# Exercise material:
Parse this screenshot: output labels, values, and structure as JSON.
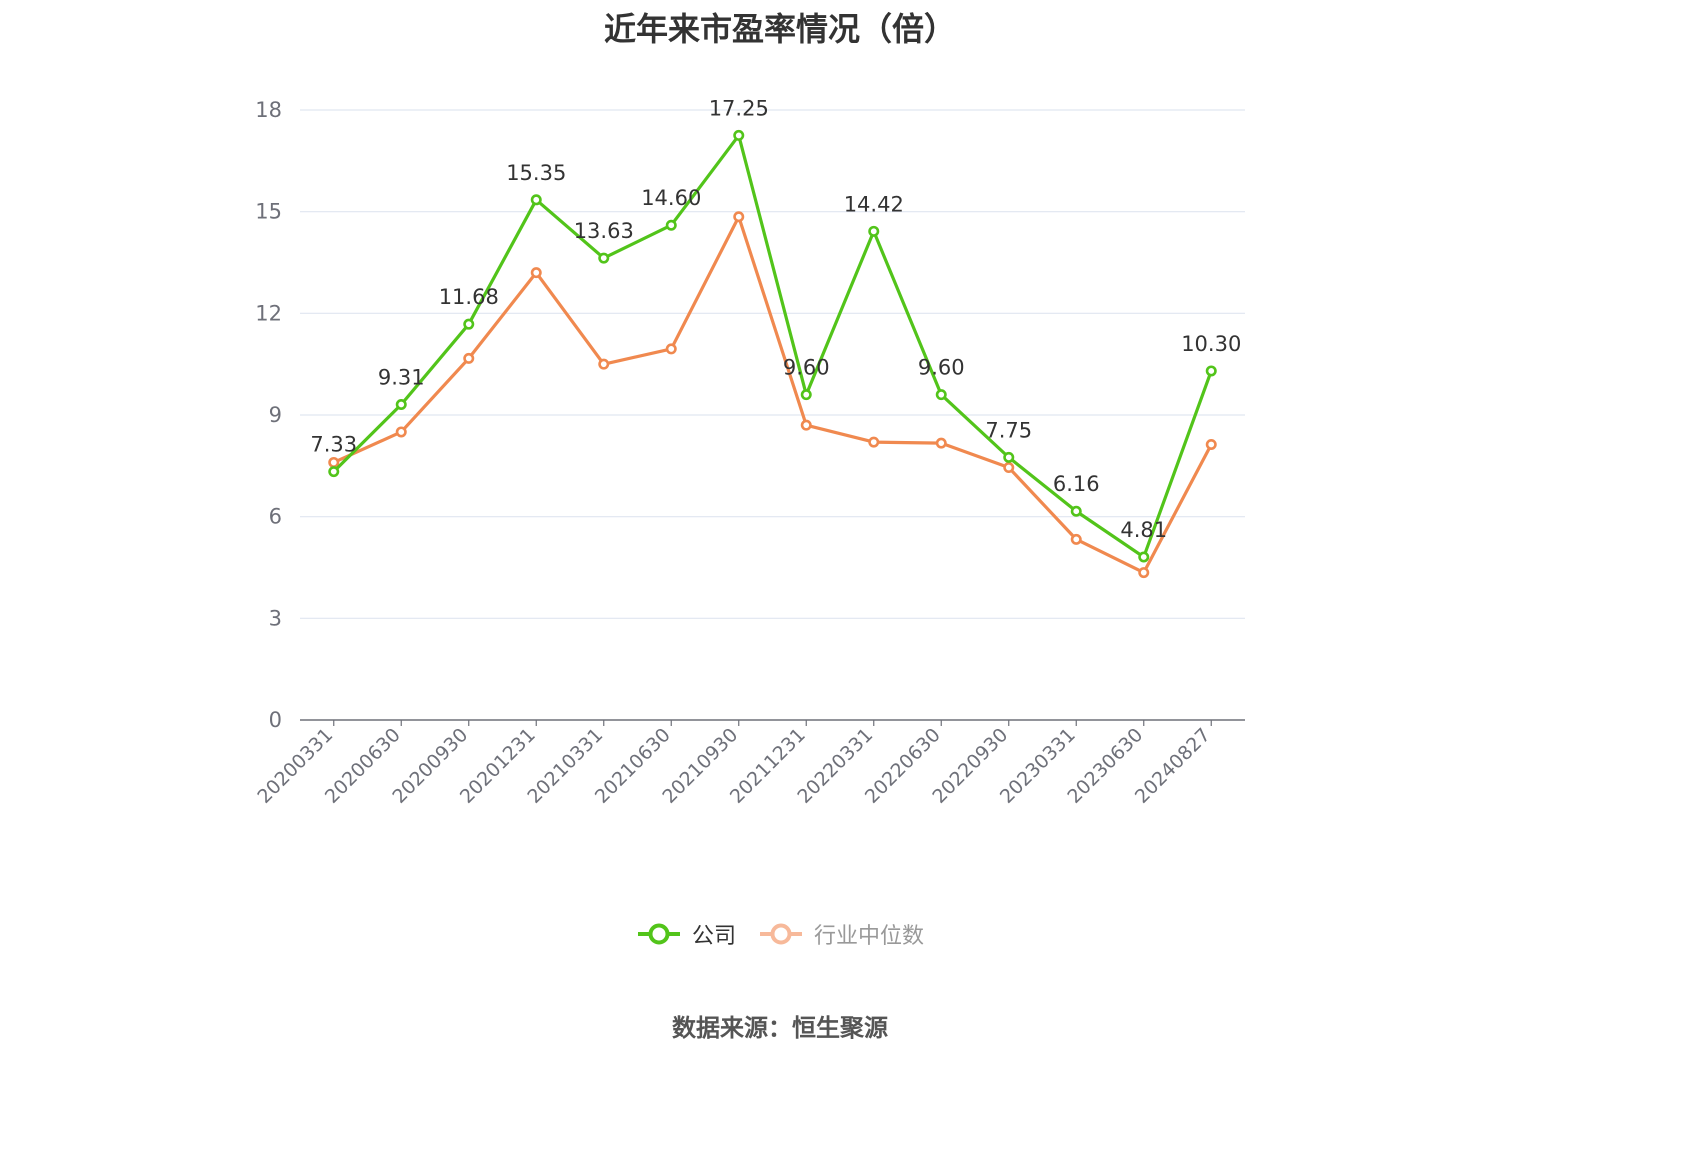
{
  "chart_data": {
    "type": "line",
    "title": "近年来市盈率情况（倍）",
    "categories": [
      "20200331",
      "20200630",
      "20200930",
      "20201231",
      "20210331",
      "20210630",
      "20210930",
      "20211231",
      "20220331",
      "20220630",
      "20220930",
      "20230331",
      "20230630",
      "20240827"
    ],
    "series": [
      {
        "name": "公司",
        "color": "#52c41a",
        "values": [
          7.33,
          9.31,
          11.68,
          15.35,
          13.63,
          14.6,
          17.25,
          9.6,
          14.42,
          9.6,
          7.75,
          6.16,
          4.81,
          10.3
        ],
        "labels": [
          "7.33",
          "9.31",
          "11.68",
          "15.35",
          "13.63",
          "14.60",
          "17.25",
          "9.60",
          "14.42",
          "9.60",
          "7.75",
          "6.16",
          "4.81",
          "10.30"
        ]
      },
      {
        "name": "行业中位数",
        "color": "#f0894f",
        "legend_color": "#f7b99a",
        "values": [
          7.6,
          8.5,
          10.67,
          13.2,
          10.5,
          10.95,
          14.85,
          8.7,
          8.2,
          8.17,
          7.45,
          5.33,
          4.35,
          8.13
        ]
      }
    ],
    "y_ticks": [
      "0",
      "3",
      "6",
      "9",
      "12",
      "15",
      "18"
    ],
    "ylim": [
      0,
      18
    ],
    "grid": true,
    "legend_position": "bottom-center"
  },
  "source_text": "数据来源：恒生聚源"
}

--

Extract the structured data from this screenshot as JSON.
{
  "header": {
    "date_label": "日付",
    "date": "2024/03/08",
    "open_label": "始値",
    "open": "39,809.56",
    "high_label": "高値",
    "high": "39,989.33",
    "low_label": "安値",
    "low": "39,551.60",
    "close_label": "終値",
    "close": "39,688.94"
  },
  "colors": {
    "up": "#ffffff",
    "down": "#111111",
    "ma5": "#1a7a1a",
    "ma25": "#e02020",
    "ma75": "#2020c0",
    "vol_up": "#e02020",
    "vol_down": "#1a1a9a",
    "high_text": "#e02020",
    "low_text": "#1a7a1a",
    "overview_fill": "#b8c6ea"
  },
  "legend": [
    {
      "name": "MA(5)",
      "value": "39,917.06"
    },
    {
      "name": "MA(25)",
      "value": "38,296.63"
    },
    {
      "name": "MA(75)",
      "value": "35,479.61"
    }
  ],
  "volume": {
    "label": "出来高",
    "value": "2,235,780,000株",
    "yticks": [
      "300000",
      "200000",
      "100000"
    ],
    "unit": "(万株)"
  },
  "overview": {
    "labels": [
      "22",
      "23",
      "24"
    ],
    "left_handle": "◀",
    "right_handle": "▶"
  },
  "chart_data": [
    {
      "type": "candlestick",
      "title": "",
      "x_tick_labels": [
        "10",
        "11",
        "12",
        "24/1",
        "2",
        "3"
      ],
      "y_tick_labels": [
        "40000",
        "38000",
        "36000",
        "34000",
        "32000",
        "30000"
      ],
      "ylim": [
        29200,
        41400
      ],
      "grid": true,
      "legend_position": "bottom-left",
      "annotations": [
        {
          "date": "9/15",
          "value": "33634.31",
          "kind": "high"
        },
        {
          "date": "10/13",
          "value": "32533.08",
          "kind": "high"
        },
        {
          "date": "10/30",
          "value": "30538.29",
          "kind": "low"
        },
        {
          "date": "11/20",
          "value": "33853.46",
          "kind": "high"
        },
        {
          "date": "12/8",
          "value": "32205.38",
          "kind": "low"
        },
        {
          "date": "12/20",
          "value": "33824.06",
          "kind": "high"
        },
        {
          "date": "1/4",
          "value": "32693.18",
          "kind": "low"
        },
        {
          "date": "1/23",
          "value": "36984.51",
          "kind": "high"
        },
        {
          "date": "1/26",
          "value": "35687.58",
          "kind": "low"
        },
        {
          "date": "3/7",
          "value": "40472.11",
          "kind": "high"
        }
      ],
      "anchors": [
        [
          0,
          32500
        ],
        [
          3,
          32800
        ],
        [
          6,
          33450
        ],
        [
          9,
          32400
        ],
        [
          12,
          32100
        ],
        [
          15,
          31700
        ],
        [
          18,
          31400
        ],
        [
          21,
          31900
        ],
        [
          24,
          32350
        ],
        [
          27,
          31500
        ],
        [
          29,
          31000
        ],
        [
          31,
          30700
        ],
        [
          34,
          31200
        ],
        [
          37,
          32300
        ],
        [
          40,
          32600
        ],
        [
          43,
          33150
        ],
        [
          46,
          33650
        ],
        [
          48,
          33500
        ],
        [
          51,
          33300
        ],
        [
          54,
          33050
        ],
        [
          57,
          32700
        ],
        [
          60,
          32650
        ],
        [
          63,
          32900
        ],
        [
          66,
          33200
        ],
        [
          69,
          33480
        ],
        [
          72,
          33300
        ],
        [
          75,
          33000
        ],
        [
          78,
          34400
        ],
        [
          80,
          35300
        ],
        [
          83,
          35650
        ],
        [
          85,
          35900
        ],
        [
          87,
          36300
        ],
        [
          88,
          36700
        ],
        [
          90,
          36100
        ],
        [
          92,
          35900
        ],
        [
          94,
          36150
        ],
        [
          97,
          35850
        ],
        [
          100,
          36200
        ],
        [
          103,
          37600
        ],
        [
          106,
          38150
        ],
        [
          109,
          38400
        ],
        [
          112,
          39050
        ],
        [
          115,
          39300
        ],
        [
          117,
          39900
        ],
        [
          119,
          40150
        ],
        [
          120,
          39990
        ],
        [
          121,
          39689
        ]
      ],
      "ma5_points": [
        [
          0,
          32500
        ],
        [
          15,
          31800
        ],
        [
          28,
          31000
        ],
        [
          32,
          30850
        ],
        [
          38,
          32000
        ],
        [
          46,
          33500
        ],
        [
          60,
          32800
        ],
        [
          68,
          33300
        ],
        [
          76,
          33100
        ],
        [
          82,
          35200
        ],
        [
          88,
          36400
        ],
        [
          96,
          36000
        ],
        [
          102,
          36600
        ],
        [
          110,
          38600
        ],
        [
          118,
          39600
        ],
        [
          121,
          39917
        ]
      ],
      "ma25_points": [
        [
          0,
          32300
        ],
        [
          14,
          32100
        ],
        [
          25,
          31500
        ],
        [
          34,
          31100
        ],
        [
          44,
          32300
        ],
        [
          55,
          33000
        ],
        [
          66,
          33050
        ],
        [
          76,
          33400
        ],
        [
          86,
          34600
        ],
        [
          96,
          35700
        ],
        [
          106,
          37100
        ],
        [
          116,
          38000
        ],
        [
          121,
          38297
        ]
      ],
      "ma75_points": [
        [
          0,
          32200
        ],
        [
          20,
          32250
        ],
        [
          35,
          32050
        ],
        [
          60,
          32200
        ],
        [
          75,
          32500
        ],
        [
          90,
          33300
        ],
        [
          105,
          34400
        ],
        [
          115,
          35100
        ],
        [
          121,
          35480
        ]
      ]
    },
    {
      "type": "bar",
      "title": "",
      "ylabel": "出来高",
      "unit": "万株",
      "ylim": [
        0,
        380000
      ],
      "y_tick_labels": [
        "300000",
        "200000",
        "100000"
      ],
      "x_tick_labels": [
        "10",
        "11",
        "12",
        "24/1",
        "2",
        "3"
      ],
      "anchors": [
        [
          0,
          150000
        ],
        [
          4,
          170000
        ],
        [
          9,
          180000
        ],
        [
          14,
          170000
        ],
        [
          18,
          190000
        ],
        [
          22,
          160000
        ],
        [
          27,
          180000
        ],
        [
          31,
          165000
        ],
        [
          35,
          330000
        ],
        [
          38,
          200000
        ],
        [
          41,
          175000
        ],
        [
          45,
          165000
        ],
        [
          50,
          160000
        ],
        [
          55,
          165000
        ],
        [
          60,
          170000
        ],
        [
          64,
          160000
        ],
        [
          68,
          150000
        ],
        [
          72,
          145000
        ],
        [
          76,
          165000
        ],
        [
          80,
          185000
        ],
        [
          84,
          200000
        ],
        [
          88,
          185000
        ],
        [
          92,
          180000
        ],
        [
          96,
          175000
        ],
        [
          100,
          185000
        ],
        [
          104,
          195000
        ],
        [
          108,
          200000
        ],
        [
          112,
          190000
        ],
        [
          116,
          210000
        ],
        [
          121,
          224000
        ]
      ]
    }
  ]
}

# What to produce:
In the listing above, locate each line with "type" and copy it.

# Solution:
    "type": "line",
      "type": "candlestick",
      "type": "bar",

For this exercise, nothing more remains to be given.